* Records from a dataset:
** BEGIN **

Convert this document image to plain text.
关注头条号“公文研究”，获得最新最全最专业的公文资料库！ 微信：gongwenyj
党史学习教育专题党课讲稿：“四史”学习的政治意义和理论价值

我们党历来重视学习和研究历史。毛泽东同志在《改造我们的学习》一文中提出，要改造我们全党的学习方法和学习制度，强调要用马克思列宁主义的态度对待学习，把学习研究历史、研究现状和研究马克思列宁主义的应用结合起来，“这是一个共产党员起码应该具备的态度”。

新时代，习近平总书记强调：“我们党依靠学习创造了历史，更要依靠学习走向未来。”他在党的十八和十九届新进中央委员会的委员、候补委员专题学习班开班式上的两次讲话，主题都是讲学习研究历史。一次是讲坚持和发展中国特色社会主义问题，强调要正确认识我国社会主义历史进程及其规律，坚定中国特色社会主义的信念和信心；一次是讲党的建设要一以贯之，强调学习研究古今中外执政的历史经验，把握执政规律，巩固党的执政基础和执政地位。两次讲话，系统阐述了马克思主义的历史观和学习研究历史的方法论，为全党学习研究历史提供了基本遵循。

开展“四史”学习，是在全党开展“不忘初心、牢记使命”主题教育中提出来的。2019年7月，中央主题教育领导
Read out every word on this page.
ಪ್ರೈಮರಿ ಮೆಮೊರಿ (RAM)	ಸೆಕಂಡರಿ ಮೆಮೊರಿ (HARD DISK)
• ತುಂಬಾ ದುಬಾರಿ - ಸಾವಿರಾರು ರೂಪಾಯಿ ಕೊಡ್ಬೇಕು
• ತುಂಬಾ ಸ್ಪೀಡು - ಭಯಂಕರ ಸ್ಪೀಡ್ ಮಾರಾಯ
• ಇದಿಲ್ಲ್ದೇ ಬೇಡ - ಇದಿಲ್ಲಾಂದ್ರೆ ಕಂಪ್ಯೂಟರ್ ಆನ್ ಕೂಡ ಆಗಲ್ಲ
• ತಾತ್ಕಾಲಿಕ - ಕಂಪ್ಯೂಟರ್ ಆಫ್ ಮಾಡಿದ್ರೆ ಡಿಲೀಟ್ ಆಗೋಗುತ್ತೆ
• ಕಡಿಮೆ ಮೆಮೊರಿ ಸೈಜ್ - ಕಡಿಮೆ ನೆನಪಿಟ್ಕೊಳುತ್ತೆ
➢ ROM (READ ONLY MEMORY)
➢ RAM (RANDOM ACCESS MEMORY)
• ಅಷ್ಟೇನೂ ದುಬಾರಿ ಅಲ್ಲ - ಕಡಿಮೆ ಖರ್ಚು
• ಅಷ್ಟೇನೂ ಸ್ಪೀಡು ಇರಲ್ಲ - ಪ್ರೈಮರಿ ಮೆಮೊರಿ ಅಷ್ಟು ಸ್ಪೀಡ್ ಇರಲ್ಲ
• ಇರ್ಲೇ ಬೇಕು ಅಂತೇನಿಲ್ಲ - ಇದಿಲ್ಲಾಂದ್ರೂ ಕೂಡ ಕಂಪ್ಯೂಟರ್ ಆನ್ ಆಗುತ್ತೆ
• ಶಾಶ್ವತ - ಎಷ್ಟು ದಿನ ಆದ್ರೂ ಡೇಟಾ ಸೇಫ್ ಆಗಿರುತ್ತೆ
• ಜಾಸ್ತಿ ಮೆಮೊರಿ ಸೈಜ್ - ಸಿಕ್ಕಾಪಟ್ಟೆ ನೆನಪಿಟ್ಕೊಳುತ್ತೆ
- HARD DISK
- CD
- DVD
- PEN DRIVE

** END **

* REQUIREMENTS: Repeat word for word the lines running from the line containing "Read out every word on this page." to the end of the entries above, inclusive.

* ANSWER TO THIS TASK:
Read out every word on this page.
ಪ್ರೈಮರಿ ಮೆಮೊರಿ (RAM)	ಸೆಕಂಡರಿ ಮೆಮೊರಿ (HARD DISK)
• ತುಂಬಾ ದುಬಾರಿ - ಸಾವಿರಾರು ರೂಪಾಯಿ ಕೊಡ್ಬೇಕು
• ತುಂಬಾ ಸ್ಪೀಡು - ಭಯಂಕರ ಸ್ಪೀಡ್ ಮಾರಾಯ
• ಇದಿಲ್ಲ್ದೇ ಬೇಡ - ಇದಿಲ್ಲಾಂದ್ರೆ ಕಂಪ್ಯೂಟರ್ ಆನ್ ಕೂಡ ಆಗಲ್ಲ
• ತಾತ್ಕಾಲಿಕ - ಕಂಪ್ಯೂಟರ್ ಆಫ್ ಮಾಡಿದ್ರೆ ಡಿಲೀಟ್ ಆಗೋಗುತ್ತೆ
• ಕಡಿಮೆ ಮೆಮೊರಿ ಸೈಜ್ - ಕಡಿಮೆ ನೆನಪಿಟ್ಕೊಳುತ್ತೆ
➢ ROM (READ ONLY MEMORY)
➢ RAM (RANDOM ACCESS MEMORY)
• ಅಷ್ಟೇನೂ ದುಬಾರಿ ಅಲ್ಲ - ಕಡಿಮೆ ಖರ್ಚು
• ಅಷ್ಟೇನೂ ಸ್ಪೀಡು ಇರಲ್ಲ - ಪ್ರೈಮರಿ ಮೆಮೊರಿ ಅಷ್ಟು ಸ್ಪೀಡ್ ಇರಲ್ಲ
• ಇರ್ಲೇ ಬೇಕು ಅಂತೇನಿಲ್ಲ - ಇದಿಲ್ಲಾಂದ್ರೂ ಕೂಡ ಕಂಪ್ಯೂಟರ್ ಆನ್ ಆಗುತ್ತೆ
• ಶಾಶ್ವತ - ಎಷ್ಟು ದಿನ ಆದ್ರೂ ಡೇಟಾ ಸೇಫ್ ಆಗಿರುತ್ತೆ
• ಜಾಸ್ತಿ ಮೆಮೊರಿ ಸೈಜ್ - ಸಿಕ್ಕಾಪಟ್ಟೆ ನೆನಪಿಟ್ಕೊಳುತ್ತೆ
- HARD DISK
- CD
- DVD
- PEN DRIVE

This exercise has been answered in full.